TASK BRIEF> Output the full listing word for word.

--- START OF GIVEN RECORDS ---

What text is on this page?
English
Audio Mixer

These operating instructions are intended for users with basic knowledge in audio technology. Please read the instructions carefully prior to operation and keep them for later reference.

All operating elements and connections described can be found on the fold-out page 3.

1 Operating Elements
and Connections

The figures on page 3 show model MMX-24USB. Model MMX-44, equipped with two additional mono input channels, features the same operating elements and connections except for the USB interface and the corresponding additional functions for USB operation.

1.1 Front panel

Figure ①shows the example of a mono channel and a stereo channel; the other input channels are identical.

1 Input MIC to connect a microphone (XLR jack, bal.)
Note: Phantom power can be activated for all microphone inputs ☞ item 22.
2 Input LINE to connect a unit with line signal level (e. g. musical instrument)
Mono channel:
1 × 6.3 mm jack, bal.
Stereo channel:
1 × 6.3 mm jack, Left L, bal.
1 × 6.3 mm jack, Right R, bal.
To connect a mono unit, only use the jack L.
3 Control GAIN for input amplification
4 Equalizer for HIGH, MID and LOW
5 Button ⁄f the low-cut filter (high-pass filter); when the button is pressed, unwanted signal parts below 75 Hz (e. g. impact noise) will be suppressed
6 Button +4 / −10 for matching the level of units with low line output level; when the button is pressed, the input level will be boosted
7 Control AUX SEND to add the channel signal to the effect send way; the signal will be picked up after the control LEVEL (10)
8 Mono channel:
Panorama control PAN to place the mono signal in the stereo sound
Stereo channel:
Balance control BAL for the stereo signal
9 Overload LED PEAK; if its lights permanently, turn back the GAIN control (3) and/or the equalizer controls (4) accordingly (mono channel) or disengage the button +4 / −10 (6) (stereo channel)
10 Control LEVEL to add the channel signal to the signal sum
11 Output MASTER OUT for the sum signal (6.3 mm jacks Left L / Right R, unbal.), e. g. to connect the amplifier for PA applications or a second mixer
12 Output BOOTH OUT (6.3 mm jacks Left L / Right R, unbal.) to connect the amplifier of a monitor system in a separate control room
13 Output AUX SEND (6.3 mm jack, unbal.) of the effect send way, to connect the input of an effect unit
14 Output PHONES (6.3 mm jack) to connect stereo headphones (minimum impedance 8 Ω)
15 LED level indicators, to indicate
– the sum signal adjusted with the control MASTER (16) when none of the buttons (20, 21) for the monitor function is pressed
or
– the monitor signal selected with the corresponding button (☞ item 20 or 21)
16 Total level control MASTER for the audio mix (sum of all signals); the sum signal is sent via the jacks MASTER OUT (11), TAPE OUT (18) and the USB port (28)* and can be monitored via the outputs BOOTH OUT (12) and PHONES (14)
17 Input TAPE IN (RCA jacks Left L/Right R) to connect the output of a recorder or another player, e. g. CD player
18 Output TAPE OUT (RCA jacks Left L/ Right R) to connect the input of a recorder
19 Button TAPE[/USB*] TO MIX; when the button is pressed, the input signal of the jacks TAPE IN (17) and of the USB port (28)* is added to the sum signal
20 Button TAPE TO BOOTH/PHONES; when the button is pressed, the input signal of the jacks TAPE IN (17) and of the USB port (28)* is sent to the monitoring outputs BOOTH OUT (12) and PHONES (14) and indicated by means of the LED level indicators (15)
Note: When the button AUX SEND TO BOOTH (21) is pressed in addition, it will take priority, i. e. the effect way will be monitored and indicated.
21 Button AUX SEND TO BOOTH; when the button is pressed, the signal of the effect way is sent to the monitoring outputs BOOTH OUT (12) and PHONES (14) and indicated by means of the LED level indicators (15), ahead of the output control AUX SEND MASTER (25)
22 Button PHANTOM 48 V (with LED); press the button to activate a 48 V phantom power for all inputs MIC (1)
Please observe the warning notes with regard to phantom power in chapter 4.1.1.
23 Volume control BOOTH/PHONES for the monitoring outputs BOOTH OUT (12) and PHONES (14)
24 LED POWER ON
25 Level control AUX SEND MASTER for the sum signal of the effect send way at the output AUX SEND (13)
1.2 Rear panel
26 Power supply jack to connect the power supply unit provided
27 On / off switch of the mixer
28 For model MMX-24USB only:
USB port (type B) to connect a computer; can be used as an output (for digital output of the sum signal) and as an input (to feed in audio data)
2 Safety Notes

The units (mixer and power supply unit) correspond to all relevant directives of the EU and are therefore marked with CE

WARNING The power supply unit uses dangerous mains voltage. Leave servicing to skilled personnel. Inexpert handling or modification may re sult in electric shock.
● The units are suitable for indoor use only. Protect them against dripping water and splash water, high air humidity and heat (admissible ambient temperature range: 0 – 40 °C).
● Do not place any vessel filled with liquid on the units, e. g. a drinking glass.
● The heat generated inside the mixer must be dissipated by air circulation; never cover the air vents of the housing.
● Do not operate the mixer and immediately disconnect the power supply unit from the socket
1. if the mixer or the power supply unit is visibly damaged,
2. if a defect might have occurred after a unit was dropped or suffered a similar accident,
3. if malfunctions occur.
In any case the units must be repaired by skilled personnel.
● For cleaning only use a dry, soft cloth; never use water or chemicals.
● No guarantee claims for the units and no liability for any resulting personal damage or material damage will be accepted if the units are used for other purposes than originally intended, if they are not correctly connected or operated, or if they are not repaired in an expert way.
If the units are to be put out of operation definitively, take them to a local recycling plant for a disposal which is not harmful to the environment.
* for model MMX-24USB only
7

--- END OF GIVEN RECORDS ---

RESPONSE TO THIS TASK>
What text is on this page?
English
Audio Mixer

These operating instructions are intended for users with basic knowledge in audio technology. Please read the instructions carefully prior to operation and keep them for later reference.

All operating elements and connections described can be found on the fold-out page 3.

1 Operating Elements
and Connections

The figures on page 3 show model MMX-24USB. Model MMX-44, equipped with two additional mono input channels, features the same operating elements and connections except for the USB interface and the corresponding additional functions for USB operation.

1.1 Front panel

Figure ①shows the example of a mono channel and a stereo channel; the other input channels are identical.

1 Input MIC to connect a microphone (XLR jack, bal.)
Note: Phantom power can be activated for all microphone inputs ☞ item 22.
2 Input LINE to connect a unit with line signal level (e. g. musical instrument)
Mono channel:
1 × 6.3 mm jack, bal.
Stereo channel:
1 × 6.3 mm jack, Left L, bal.
1 × 6.3 mm jack, Right R, bal.
To connect a mono unit, only use the jack L.
3 Control GAIN for input amplification
4 Equalizer for HIGH, MID and LOW
5 Button ⁄f the low-cut filter (high-pass filter); when the button is pressed, unwanted signal parts below 75 Hz (e. g. impact noise) will be suppressed
6 Button +4 / −10 for matching the level of units with low line output level; when the button is pressed, the input level will be boosted
7 Control AUX SEND to add the channel signal to the effect send way; the signal will be picked up after the control LEVEL (10)
8 Mono channel:
Panorama control PAN to place the mono signal in the stereo sound
Stereo channel:
Balance control BAL for the stereo signal
9 Overload LED PEAK; if its lights permanently, turn back the GAIN control (3) and/or the equalizer controls (4) accordingly (mono channel) or disengage the button +4 / −10 (6) (stereo channel)
10 Control LEVEL to add the channel signal to the signal sum
11 Output MASTER OUT for the sum signal (6.3 mm jacks Left L / Right R, unbal.), e. g. to connect the amplifier for PA applications or a second mixer
12 Output BOOTH OUT (6.3 mm jacks Left L / Right R, unbal.) to connect the amplifier of a monitor system in a separate control room
13 Output AUX SEND (6.3 mm jack, unbal.) of the effect send way, to connect the input of an effect unit
14 Output PHONES (6.3 mm jack) to connect stereo headphones (minimum impedance 8 Ω)
15 LED level indicators, to indicate
– the sum signal adjusted with the control MASTER (16) when none of the buttons (20, 21) for the monitor function is pressed
or
– the monitor signal selected with the corresponding button (☞ item 20 or 21)
16 Total level control MASTER for the audio mix (sum of all signals); the sum signal is sent via the jacks MASTER OUT (11), TAPE OUT (18) and the USB port (28)* and can be monitored via the outputs BOOTH OUT (12) and PHONES (14)
17 Input TAPE IN (RCA jacks Left L/Right R) to connect the output of a recorder or another player, e. g. CD player
18 Output TAPE OUT (RCA jacks Left L/ Right R) to connect the input of a recorder
19 Button TAPE[/USB*] TO MIX; when the button is pressed, the input signal of the jacks TAPE IN (17) and of the USB port (28)* is added to the sum signal
20 Button TAPE TO BOOTH/PHONES; when the button is pressed, the input signal of the jacks TAPE IN (17) and of the USB port (28)* is sent to the monitoring outputs BOOTH OUT (12) and PHONES (14) and indicated by means of the LED level indicators (15)
Note: When the button AUX SEND TO BOOTH (21) is pressed in addition, it will take priority, i. e. the effect way will be monitored and indicated.
21 Button AUX SEND TO BOOTH; when the button is pressed, the signal of the effect way is sent to the monitoring outputs BOOTH OUT (12) and PHONES (14) and indicated by means of the LED level indicators (15), ahead of the output control AUX SEND MASTER (25)
22 Button PHANTOM 48 V (with LED); press the button to activate a 48 V phantom power for all inputs MIC (1)
Please observe the warning notes with regard to phantom power in chapter 4.1.1.
23 Volume control BOOTH/PHONES for the monitoring outputs BOOTH OUT (12) and PHONES (14)
24 LED POWER ON
25 Level control AUX SEND MASTER for the sum signal of the effect send way at the output AUX SEND (13)
1.2 Rear panel
26 Power supply jack to connect the power supply unit provided
27 On / off switch of the mixer
28 For model MMX-24USB only:
USB port (type B) to connect a computer; can be used as an output (for digital output of the sum signal) and as an input (to feed in audio data)
2 Safety Notes

The units (mixer and power supply unit) correspond to all relevant directives of the EU and are therefore marked with CE

WARNING The power supply unit uses dangerous mains voltage. Leave servicing to skilled personnel. Inexpert handling or modification may re sult in electric shock.
● The units are suitable for indoor use only. Protect them against dripping water and splash water, high air humidity and heat (admissible ambient temperature range: 0 – 40 °C).
● Do not place any vessel filled with liquid on the units, e. g. a drinking glass.
● The heat generated inside the mixer must be dissipated by air circulation; never cover the air vents of the housing.
● Do not operate the mixer and immediately disconnect the power supply unit from the socket
1. if the mixer or the power supply unit is visibly damaged,
2. if a defect might have occurred after a unit was dropped or suffered a similar accident,
3. if malfunctions occur.
In any case the units must be repaired by skilled personnel.
● For cleaning only use a dry, soft cloth; never use water or chemicals.
● No guarantee claims for the units and no liability for any resulting personal damage or material damage will be accepted if the units are used for other purposes than originally intended, if they are not correctly connected or operated, or if they are not repaired in an expert way.
If the units are to be put out of operation definitively, take them to a local recycling plant for a disposal which is not harmful to the environment.
* for model MMX-24USB only
7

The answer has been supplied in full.